--- RECORDS SUPPLIED ---
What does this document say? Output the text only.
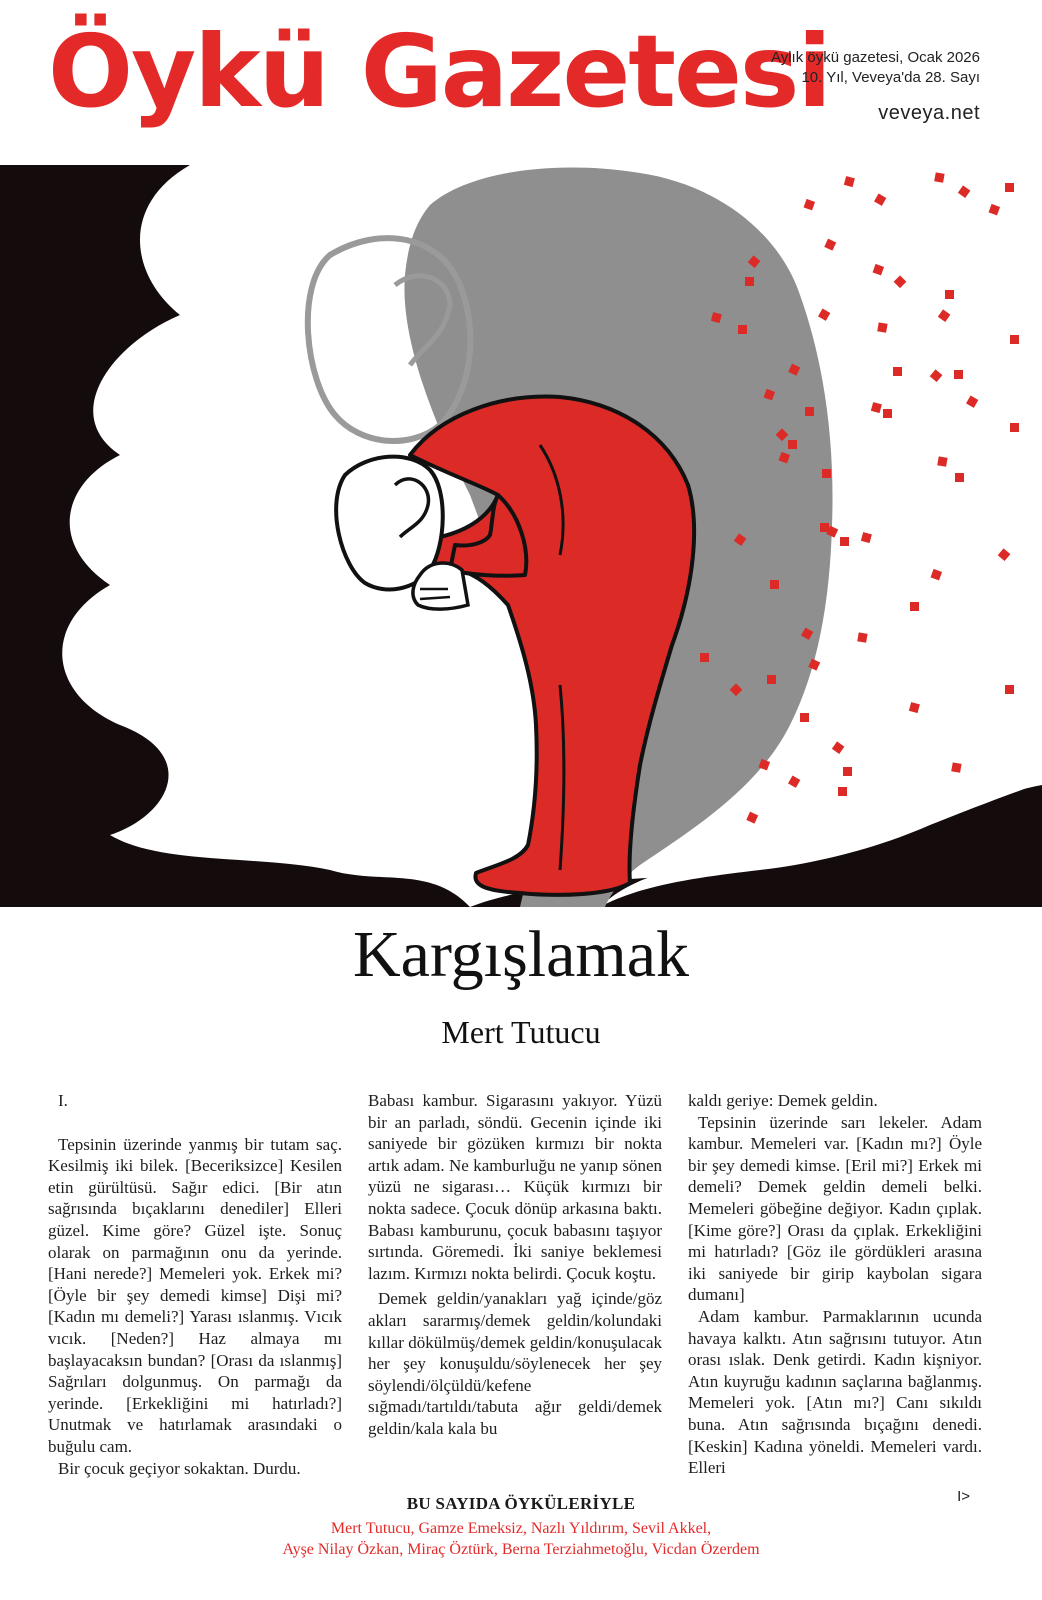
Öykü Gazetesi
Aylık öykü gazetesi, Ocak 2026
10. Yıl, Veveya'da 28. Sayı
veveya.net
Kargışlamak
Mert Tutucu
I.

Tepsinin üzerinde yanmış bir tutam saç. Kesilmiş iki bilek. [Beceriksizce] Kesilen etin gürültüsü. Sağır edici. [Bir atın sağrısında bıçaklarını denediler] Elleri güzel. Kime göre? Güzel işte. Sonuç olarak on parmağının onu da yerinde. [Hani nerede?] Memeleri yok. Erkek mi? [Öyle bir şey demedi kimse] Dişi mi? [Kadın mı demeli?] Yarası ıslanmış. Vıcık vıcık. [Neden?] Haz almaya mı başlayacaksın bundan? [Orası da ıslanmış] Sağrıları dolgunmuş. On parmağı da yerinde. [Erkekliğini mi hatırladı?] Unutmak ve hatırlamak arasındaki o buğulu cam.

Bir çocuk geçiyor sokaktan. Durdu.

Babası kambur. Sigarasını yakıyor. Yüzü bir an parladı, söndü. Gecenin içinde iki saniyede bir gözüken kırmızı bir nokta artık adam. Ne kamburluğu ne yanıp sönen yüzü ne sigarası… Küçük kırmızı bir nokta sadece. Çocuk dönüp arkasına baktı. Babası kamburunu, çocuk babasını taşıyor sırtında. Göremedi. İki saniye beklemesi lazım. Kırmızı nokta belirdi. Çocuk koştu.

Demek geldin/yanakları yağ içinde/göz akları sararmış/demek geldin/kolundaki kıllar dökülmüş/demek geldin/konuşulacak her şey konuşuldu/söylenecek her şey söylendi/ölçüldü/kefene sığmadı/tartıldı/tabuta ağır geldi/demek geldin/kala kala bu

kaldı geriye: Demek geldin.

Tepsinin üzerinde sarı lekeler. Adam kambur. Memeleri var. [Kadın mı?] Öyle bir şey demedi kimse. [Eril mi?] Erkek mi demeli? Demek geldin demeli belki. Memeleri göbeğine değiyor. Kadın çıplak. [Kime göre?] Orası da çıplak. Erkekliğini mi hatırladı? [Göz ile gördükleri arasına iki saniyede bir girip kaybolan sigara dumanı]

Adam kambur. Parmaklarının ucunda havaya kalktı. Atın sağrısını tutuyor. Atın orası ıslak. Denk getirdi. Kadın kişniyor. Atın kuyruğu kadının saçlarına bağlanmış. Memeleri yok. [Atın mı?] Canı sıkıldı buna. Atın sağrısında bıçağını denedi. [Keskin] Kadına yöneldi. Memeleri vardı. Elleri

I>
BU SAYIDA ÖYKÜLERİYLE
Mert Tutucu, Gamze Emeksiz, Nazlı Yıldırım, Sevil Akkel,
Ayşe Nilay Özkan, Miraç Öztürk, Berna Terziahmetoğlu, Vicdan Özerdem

--- THE REQUEST ---
Restate every record exactly, please; do not copy the pictures.

--- RESPONSE TO THIS EXERCISE ---
What does this document say? Output the text only.
Öykü Gazetesi
Aylık öykü gazetesi, Ocak 2026
10. Yıl, Veveya'da 28. Sayı
veveya.net
Kargışlamak
Mert Tutucu
I.

Tepsinin üzerinde yanmış bir tutam saç. Kesilmiş iki bilek. [Beceriksizce] Kesilen etin gürültüsü. Sağır edici. [Bir atın sağrısında bıçaklarını denediler] Elleri güzel. Kime göre? Güzel işte. Sonuç olarak on parmağının onu da yerinde. [Hani nerede?] Memeleri yok. Erkek mi? [Öyle bir şey demedi kimse] Dişi mi? [Kadın mı demeli?] Yarası ıslanmış. Vıcık vıcık. [Neden?] Haz almaya mı başlayacaksın bundan? [Orası da ıslanmış] Sağrıları dolgunmuş. On parmağı da yerinde. [Erkekliğini mi hatırladı?] Unutmak ve hatırlamak arasındaki o buğulu cam.

Bir çocuk geçiyor sokaktan. Durdu.

Babası kambur. Sigarasını yakıyor. Yüzü bir an parladı, söndü. Gecenin içinde iki saniyede bir gözüken kırmızı bir nokta artık adam. Ne kamburluğu ne yanıp sönen yüzü ne sigarası… Küçük kırmızı bir nokta sadece. Çocuk dönüp arkasına baktı. Babası kamburunu, çocuk babasını taşıyor sırtında. Göremedi. İki saniye beklemesi lazım. Kırmızı nokta belirdi. Çocuk koştu.

Demek geldin/yanakları yağ içinde/göz akları sararmış/demek geldin/kolundaki kıllar dökülmüş/demek geldin/konuşulacak her şey konuşuldu/söylenecek her şey söylendi/ölçüldü/kefene sığmadı/tartıldı/tabuta ağır geldi/demek geldin/kala kala bu

kaldı geriye: Demek geldin.

Tepsinin üzerinde sarı lekeler. Adam kambur. Memeleri var. [Kadın mı?] Öyle bir şey demedi kimse. [Eril mi?] Erkek mi demeli? Demek geldin demeli belki. Memeleri göbeğine değiyor. Kadın çıplak. [Kime göre?] Orası da çıplak. Erkekliğini mi hatırladı? [Göz ile gördükleri arasına iki saniyede bir girip kaybolan sigara dumanı]

Adam kambur. Parmaklarının ucunda havaya kalktı. Atın sağrısını tutuyor. Atın orası ıslak. Denk getirdi. Kadın kişniyor. Atın kuyruğu kadının saçlarına bağlanmış. Memeleri yok. [Atın mı?] Canı sıkıldı buna. Atın sağrısında bıçağını denedi. [Keskin] Kadına yöneldi. Memeleri vardı. Elleri

I>
BU SAYIDA ÖYKÜLERİYLE
Mert Tutucu, Gamze Emeksiz, Nazlı Yıldırım, Sevil Akkel,
Ayşe Nilay Özkan, Miraç Öztürk, Berna Terziahmetoğlu, Vicdan Özerdem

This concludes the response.